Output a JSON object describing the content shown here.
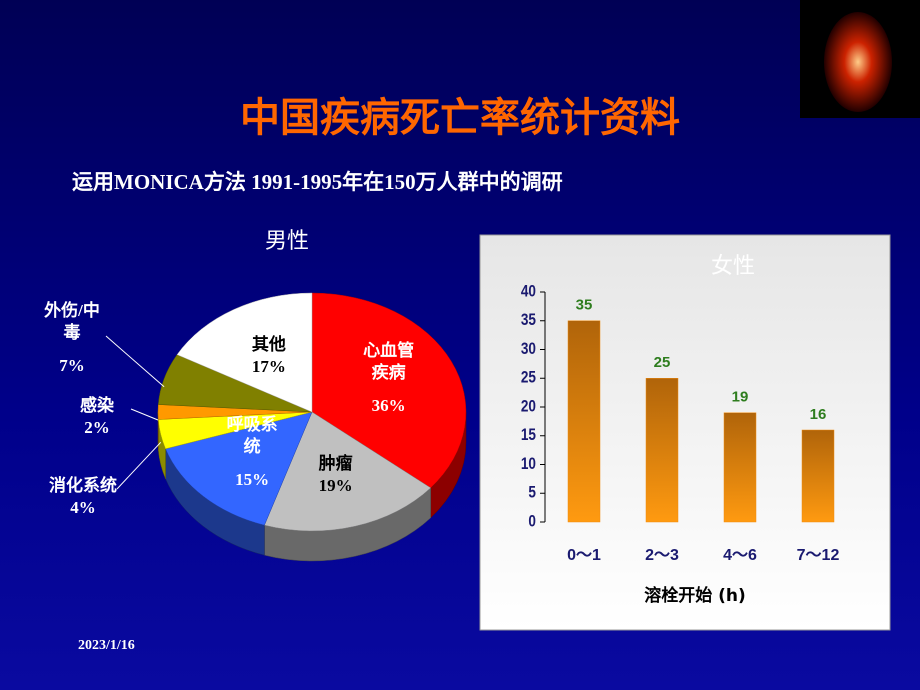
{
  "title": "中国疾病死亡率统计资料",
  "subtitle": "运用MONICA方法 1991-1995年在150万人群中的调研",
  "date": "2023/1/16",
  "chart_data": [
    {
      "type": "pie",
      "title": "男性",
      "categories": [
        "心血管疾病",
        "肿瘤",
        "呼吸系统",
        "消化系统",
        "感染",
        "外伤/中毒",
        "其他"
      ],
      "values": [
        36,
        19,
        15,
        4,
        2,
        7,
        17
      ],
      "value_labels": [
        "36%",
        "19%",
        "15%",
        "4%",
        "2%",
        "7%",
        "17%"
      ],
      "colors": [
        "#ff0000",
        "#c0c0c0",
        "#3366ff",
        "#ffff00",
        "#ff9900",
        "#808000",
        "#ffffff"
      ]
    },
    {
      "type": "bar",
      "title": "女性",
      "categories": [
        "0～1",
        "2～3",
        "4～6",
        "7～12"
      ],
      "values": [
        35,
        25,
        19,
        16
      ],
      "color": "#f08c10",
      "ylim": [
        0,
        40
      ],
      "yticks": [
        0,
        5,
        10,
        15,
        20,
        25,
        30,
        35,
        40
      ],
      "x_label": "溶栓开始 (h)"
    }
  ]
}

AIM OF THE TASK :: Retype the data above exactly; pictures are not part of the copy.

FINAL RESULT ::
Output a JSON object describing the content shown here.
{
  "title": "中国疾病死亡率统计资料",
  "subtitle": "运用MONICA方法 1991-1995年在150万人群中的调研",
  "date": "2023/1/16",
  "chart_data": [
    {
      "type": "pie",
      "title": "男性",
      "categories": [
        "心血管疾病",
        "肿瘤",
        "呼吸系统",
        "消化系统",
        "感染",
        "外伤/中毒",
        "其他"
      ],
      "values": [
        36,
        19,
        15,
        4,
        2,
        7,
        17
      ],
      "value_labels": [
        "36%",
        "19%",
        "15%",
        "4%",
        "2%",
        "7%",
        "17%"
      ],
      "colors": [
        "#ff0000",
        "#c0c0c0",
        "#3366ff",
        "#ffff00",
        "#ff9900",
        "#808000",
        "#ffffff"
      ]
    },
    {
      "type": "bar",
      "title": "女性",
      "categories": [
        "0～1",
        "2～3",
        "4～6",
        "7～12"
      ],
      "values": [
        35,
        25,
        19,
        16
      ],
      "color": "#f08c10",
      "ylim": [
        0,
        40
      ],
      "yticks": [
        0,
        5,
        10,
        15,
        20,
        25,
        30,
        35,
        40
      ],
      "x_label": "溶栓开始 (h)"
    }
  ]
}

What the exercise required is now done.